● Input data:
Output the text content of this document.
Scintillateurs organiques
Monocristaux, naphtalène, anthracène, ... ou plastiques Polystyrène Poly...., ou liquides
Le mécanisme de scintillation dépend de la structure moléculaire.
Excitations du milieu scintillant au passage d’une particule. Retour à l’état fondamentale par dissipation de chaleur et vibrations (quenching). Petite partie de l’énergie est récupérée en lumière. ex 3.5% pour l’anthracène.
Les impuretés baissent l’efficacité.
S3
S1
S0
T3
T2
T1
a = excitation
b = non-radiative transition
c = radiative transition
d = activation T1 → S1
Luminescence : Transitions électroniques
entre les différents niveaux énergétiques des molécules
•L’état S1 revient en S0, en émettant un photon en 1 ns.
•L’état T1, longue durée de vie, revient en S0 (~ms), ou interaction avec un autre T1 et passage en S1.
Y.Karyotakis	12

...

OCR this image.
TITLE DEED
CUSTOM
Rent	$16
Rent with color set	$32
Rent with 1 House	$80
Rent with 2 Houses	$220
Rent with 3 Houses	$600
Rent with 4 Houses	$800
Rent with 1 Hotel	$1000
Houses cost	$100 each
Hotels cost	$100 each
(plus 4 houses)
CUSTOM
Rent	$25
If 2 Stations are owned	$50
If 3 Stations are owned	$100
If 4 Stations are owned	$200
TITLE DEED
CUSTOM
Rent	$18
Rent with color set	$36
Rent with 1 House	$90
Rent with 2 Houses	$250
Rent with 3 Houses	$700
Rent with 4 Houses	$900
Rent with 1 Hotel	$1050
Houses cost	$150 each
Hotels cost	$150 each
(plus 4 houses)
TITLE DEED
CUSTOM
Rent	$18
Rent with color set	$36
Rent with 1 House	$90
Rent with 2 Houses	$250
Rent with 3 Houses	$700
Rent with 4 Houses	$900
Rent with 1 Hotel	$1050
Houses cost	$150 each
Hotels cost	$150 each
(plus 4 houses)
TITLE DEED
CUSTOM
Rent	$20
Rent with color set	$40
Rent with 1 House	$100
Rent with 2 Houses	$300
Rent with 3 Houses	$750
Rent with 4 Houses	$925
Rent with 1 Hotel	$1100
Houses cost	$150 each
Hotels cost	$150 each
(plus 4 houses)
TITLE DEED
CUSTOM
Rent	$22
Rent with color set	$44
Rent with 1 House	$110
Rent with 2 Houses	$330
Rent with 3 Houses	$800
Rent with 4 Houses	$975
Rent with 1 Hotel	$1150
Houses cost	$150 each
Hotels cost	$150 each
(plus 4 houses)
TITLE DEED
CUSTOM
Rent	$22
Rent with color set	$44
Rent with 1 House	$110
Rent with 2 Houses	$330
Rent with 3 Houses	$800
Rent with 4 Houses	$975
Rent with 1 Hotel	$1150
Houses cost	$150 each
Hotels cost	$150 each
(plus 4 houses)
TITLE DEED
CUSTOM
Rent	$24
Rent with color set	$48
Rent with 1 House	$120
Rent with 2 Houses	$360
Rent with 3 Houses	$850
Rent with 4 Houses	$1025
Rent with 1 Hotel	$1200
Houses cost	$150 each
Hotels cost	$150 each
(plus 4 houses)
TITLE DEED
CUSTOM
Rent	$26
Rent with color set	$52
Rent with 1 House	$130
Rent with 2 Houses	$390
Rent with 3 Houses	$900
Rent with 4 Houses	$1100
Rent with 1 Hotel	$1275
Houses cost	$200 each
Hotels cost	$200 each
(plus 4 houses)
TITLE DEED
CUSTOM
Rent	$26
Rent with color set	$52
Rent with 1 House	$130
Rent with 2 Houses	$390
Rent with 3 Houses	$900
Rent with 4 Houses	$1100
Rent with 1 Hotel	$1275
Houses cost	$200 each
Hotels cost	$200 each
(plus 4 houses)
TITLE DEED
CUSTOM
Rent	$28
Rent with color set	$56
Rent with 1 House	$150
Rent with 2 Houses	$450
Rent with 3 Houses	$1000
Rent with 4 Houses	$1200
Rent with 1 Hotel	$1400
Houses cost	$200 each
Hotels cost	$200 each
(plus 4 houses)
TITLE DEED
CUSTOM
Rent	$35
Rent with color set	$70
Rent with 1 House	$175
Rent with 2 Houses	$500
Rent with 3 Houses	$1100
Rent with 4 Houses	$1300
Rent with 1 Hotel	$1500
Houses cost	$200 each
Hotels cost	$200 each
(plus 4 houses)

* * *

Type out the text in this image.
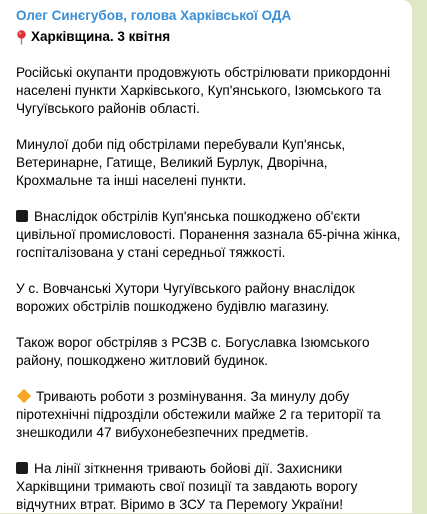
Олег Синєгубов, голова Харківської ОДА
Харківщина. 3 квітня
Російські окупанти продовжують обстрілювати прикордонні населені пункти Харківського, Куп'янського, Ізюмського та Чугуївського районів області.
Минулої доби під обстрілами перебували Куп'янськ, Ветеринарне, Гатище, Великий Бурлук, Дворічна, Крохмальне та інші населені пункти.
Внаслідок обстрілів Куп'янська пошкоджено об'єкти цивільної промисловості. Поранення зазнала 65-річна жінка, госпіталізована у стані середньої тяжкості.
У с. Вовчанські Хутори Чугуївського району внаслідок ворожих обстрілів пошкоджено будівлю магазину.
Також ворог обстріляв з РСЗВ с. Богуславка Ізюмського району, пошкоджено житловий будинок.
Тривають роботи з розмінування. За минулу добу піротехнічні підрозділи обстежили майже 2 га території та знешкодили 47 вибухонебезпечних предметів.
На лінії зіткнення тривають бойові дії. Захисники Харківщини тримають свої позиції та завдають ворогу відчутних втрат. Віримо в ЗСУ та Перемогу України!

● What is expected:
Copy, from the material, each line that holds the string "owned".

● Expected answer:
If 2 Stations are owned	$50
If 3 Stations are owned	$100
If 4 Stations are owned	$200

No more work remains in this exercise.